(Stored data entries)
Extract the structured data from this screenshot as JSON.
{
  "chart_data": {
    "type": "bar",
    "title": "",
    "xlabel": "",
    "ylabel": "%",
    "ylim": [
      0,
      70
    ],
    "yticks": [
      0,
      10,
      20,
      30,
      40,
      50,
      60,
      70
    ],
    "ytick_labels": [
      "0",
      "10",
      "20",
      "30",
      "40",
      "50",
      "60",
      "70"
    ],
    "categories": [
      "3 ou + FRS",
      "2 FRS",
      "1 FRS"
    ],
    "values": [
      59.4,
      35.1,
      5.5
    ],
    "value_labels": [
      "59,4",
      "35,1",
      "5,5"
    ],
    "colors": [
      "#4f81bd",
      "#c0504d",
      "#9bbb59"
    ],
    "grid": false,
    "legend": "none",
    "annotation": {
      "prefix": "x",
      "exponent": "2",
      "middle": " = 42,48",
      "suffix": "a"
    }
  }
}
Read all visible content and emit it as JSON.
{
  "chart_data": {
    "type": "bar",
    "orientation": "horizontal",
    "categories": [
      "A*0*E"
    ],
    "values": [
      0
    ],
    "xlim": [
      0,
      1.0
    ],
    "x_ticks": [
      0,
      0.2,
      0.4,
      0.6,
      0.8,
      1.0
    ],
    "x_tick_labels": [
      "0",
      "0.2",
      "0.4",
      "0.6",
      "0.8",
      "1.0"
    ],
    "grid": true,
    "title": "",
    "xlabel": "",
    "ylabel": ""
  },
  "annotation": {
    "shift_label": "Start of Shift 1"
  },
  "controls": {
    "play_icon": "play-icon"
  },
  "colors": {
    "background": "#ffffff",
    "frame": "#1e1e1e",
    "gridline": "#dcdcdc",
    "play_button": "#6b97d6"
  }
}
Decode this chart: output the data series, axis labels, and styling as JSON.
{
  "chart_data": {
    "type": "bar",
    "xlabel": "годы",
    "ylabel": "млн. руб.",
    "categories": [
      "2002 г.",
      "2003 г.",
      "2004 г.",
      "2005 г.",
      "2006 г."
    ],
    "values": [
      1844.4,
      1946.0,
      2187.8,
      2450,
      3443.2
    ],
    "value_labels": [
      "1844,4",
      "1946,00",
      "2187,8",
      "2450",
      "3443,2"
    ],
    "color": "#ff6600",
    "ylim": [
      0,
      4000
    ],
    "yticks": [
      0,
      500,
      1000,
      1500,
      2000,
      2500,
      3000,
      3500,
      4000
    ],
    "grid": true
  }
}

• TASK STATEMENT:
Above are the records; retype them all without a single difference.

• REPLY:
Extract the structured data from this screenshot as JSON.
{
  "chart_data": {
    "type": "bar",
    "title": "",
    "xlabel": "",
    "ylabel": "%",
    "ylim": [
      0,
      70
    ],
    "yticks": [
      0,
      10,
      20,
      30,
      40,
      50,
      60,
      70
    ],
    "ytick_labels": [
      "0",
      "10",
      "20",
      "30",
      "40",
      "50",
      "60",
      "70"
    ],
    "categories": [
      "3 ou + FRS",
      "2 FRS",
      "1 FRS"
    ],
    "values": [
      59.4,
      35.1,
      5.5
    ],
    "value_labels": [
      "59,4",
      "35,1",
      "5,5"
    ],
    "colors": [
      "#4f81bd",
      "#c0504d",
      "#9bbb59"
    ],
    "grid": false,
    "legend": "none",
    "annotation": {
      "prefix": "x",
      "exponent": "2",
      "middle": " = 42,48",
      "suffix": "a"
    }
  }
}
Read all visible content and emit it as JSON.
{
  "chart_data": {
    "type": "bar",
    "orientation": "horizontal",
    "categories": [
      "A*0*E"
    ],
    "values": [
      0
    ],
    "xlim": [
      0,
      1.0
    ],
    "x_ticks": [
      0,
      0.2,
      0.4,
      0.6,
      0.8,
      1.0
    ],
    "x_tick_labels": [
      "0",
      "0.2",
      "0.4",
      "0.6",
      "0.8",
      "1.0"
    ],
    "grid": true,
    "title": "",
    "xlabel": "",
    "ylabel": ""
  },
  "annotation": {
    "shift_label": "Start of Shift 1"
  },
  "controls": {
    "play_icon": "play-icon"
  },
  "colors": {
    "background": "#ffffff",
    "frame": "#1e1e1e",
    "gridline": "#dcdcdc",
    "play_button": "#6b97d6"
  }
}
Decode this chart: output the data series, axis labels, and styling as JSON.
{
  "chart_data": {
    "type": "bar",
    "xlabel": "годы",
    "ylabel": "млн. руб.",
    "categories": [
      "2002 г.",
      "2003 г.",
      "2004 г.",
      "2005 г.",
      "2006 г."
    ],
    "values": [
      1844.4,
      1946.0,
      2187.8,
      2450,
      3443.2
    ],
    "value_labels": [
      "1844,4",
      "1946,00",
      "2187,8",
      "2450",
      "3443,2"
    ],
    "color": "#ff6600",
    "ylim": [
      0,
      4000
    ],
    "yticks": [
      0,
      500,
      1000,
      1500,
      2000,
      2500,
      3000,
      3500,
      4000
    ],
    "grid": true
  }
}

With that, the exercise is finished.